[Records that describe figures]
####################
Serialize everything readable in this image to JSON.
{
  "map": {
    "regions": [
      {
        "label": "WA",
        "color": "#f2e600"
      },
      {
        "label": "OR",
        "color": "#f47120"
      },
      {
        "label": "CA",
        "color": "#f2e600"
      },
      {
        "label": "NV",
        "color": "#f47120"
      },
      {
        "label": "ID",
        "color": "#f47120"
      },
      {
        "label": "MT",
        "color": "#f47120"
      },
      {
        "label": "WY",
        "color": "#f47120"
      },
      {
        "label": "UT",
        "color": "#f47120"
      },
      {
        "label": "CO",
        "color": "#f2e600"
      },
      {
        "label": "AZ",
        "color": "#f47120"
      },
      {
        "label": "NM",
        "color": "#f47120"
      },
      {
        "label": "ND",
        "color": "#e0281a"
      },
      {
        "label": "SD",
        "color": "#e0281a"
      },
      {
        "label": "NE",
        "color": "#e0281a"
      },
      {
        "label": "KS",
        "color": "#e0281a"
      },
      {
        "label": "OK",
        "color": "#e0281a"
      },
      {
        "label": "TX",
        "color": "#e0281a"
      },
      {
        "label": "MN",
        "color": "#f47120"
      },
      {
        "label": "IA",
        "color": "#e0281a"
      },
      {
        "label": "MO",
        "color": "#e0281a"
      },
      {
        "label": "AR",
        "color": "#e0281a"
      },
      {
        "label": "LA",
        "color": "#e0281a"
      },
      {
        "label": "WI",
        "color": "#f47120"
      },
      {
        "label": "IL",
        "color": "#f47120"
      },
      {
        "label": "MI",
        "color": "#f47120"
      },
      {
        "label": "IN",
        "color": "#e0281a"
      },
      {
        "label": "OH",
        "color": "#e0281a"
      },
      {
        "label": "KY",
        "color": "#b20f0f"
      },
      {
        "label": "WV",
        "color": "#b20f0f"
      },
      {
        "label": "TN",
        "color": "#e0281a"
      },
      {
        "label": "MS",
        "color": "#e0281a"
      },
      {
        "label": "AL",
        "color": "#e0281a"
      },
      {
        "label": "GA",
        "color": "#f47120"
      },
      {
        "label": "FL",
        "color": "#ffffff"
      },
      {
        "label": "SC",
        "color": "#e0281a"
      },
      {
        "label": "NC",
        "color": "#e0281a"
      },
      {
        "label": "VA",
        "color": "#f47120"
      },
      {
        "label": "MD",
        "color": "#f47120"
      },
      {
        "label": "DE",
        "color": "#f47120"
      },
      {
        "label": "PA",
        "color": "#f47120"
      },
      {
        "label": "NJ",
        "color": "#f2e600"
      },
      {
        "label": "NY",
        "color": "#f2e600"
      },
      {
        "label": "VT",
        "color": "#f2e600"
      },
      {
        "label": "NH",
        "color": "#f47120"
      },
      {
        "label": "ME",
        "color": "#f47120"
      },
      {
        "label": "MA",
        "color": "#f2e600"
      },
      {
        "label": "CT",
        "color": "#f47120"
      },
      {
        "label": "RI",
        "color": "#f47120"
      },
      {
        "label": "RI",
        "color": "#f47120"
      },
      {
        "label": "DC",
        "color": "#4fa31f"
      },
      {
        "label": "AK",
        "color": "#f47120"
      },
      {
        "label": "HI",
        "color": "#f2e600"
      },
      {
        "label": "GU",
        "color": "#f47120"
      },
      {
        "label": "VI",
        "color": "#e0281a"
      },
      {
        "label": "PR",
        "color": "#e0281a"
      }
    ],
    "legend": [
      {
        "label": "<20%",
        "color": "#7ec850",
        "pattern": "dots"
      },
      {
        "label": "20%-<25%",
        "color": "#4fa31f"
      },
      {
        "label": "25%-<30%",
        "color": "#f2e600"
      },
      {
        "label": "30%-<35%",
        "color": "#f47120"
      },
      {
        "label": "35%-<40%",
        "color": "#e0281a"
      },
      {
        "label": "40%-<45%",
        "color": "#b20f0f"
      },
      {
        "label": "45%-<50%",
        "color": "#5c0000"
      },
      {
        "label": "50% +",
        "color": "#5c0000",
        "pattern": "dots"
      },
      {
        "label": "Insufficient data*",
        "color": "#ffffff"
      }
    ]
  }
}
####################
# EXERCISE OBJECTIVE:
Your task is to output all of the data above word for word.

# SOLVED PROBLEM:
Serialize everything readable in this image to JSON.
{
  "map": {
    "regions": [
      {
        "label": "WA",
        "color": "#f2e600"
      },
      {
        "label": "OR",
        "color": "#f47120"
      },
      {
        "label": "CA",
        "color": "#f2e600"
      },
      {
        "label": "NV",
        "color": "#f47120"
      },
      {
        "label": "ID",
        "color": "#f47120"
      },
      {
        "label": "MT",
        "color": "#f47120"
      },
      {
        "label": "WY",
        "color": "#f47120"
      },
      {
        "label": "UT",
        "color": "#f47120"
      },
      {
        "label": "CO",
        "color": "#f2e600"
      },
      {
        "label": "AZ",
        "color": "#f47120"
      },
      {
        "label": "NM",
        "color": "#f47120"
      },
      {
        "label": "ND",
        "color": "#e0281a"
      },
      {
        "label": "SD",
        "color": "#e0281a"
      },
      {
        "label": "NE",
        "color": "#e0281a"
      },
      {
        "label": "KS",
        "color": "#e0281a"
      },
      {
        "label": "OK",
        "color": "#e0281a"
      },
      {
        "label": "TX",
        "color": "#e0281a"
      },
      {
        "label": "MN",
        "color": "#f47120"
      },
      {
        "label": "IA",
        "color": "#e0281a"
      },
      {
        "label": "MO",
        "color": "#e0281a"
      },
      {
        "label": "AR",
        "color": "#e0281a"
      },
      {
        "label": "LA",
        "color": "#e0281a"
      },
      {
        "label": "WI",
        "color": "#f47120"
      },
      {
        "label": "IL",
        "color": "#f47120"
      },
      {
        "label": "MI",
        "color": "#f47120"
      },
      {
        "label": "IN",
        "color": "#e0281a"
      },
      {
        "label": "OH",
        "color": "#e0281a"
      },
      {
        "label": "KY",
        "color": "#b20f0f"
      },
      {
        "label": "WV",
        "color": "#b20f0f"
      },
      {
        "label": "TN",
        "color": "#e0281a"
      },
      {
        "label": "MS",
        "color": "#e0281a"
      },
      {
        "label": "AL",
        "color": "#e0281a"
      },
      {
        "label": "GA",
        "color": "#f47120"
      },
      {
        "label": "FL",
        "color": "#ffffff"
      },
      {
        "label": "SC",
        "color": "#e0281a"
      },
      {
        "label": "NC",
        "color": "#e0281a"
      },
      {
        "label": "VA",
        "color": "#f47120"
      },
      {
        "label": "MD",
        "color": "#f47120"
      },
      {
        "label": "DE",
        "color": "#f47120"
      },
      {
        "label": "PA",
        "color": "#f47120"
      },
      {
        "label": "NJ",
        "color": "#f2e600"
      },
      {
        "label": "NY",
        "color": "#f2e600"
      },
      {
        "label": "VT",
        "color": "#f2e600"
      },
      {
        "label": "NH",
        "color": "#f47120"
      },
      {
        "label": "ME",
        "color": "#f47120"
      },
      {
        "label": "MA",
        "color": "#f2e600"
      },
      {
        "label": "CT",
        "color": "#f47120"
      },
      {
        "label": "RI",
        "color": "#f47120"
      },
      {
        "label": "RI",
        "color": "#f47120"
      },
      {
        "label": "DC",
        "color": "#4fa31f"
      },
      {
        "label": "AK",
        "color": "#f47120"
      },
      {
        "label": "HI",
        "color": "#f2e600"
      },
      {
        "label": "GU",
        "color": "#f47120"
      },
      {
        "label": "VI",
        "color": "#e0281a"
      },
      {
        "label": "PR",
        "color": "#e0281a"
      }
    ],
    "legend": [
      {
        "label": "<20%",
        "color": "#7ec850",
        "pattern": "dots"
      },
      {
        "label": "20%-<25%",
        "color": "#4fa31f"
      },
      {
        "label": "25%-<30%",
        "color": "#f2e600"
      },
      {
        "label": "30%-<35%",
        "color": "#f47120"
      },
      {
        "label": "35%-<40%",
        "color": "#e0281a"
      },
      {
        "label": "40%-<45%",
        "color": "#b20f0f"
      },
      {
        "label": "45%-<50%",
        "color": "#5c0000"
      },
      {
        "label": "50% +",
        "color": "#5c0000",
        "pattern": "dots"
      },
      {
        "label": "Insufficient data*",
        "color": "#ffffff"
      }
    ]
  }
}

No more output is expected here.